(Figure collection entries)
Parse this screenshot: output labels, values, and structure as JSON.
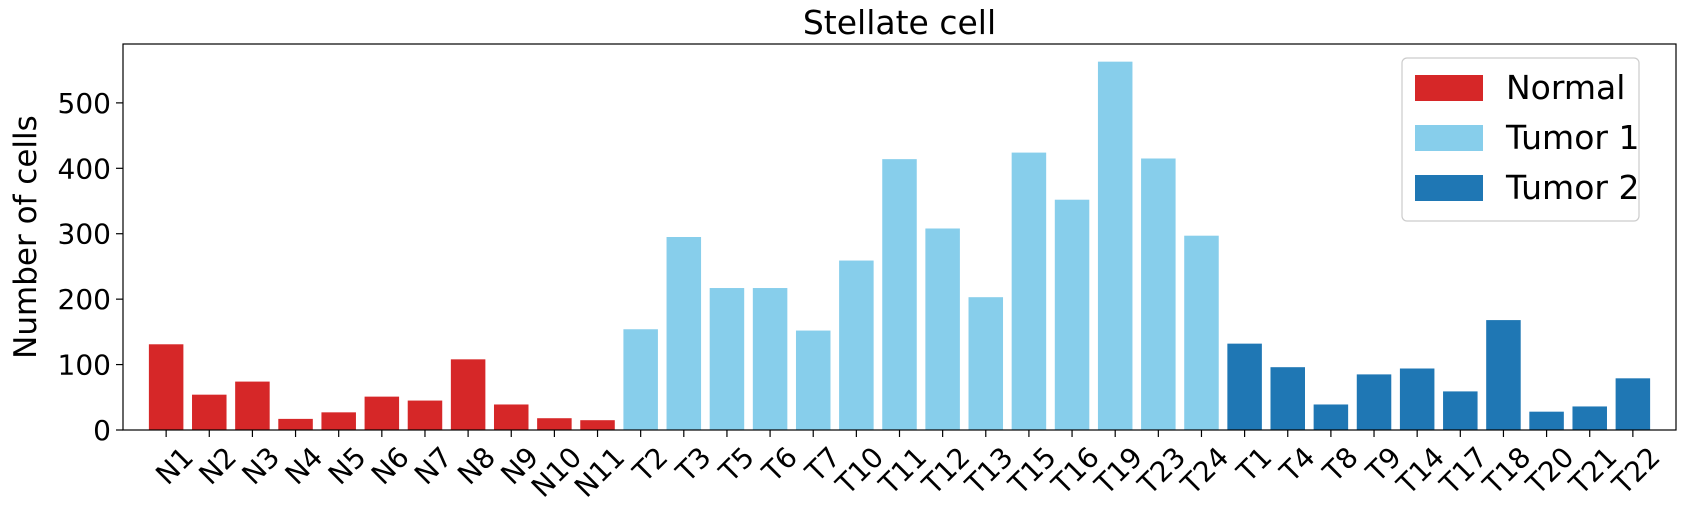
{
  "chart_data": {
    "type": "bar",
    "title": "Stellate cell",
    "xlabel": "",
    "ylabel": "Number of cells",
    "ylim": [
      0,
      590
    ],
    "yticks": [
      0,
      100,
      200,
      300,
      400,
      500
    ],
    "grid": false,
    "legend_position": "top-right",
    "series": [
      {
        "name": "Normal",
        "color": "#d62728",
        "categories": [
          "N1",
          "N2",
          "N3",
          "N4",
          "N5",
          "N6",
          "N7",
          "N8",
          "N9",
          "N10",
          "N11"
        ],
        "values": [
          131,
          54,
          74,
          17,
          27,
          51,
          45,
          108,
          39,
          18,
          15
        ]
      },
      {
        "name": "Tumor 1",
        "color": "#87ceeb",
        "categories": [
          "T2",
          "T3",
          "T5",
          "T6",
          "T7",
          "T10",
          "T11",
          "T12",
          "T13",
          "T15",
          "T16",
          "T19",
          "T23",
          "T24"
        ],
        "values": [
          154,
          295,
          217,
          217,
          152,
          259,
          414,
          308,
          203,
          424,
          352,
          563,
          415,
          297
        ]
      },
      {
        "name": "Tumor 2",
        "color": "#1f77b4",
        "categories": [
          "T1",
          "T4",
          "T8",
          "T9",
          "T14",
          "T17",
          "T18",
          "T20",
          "T21",
          "T22"
        ],
        "values": [
          132,
          96,
          39,
          85,
          94,
          59,
          168,
          28,
          36,
          79
        ]
      }
    ]
  }
}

What you need to do
Show each line of the records above containing "name".

Reply to the exercise
        "name": "Normal",
        "name": "Tumor 1",
        "name": "Tumor 2",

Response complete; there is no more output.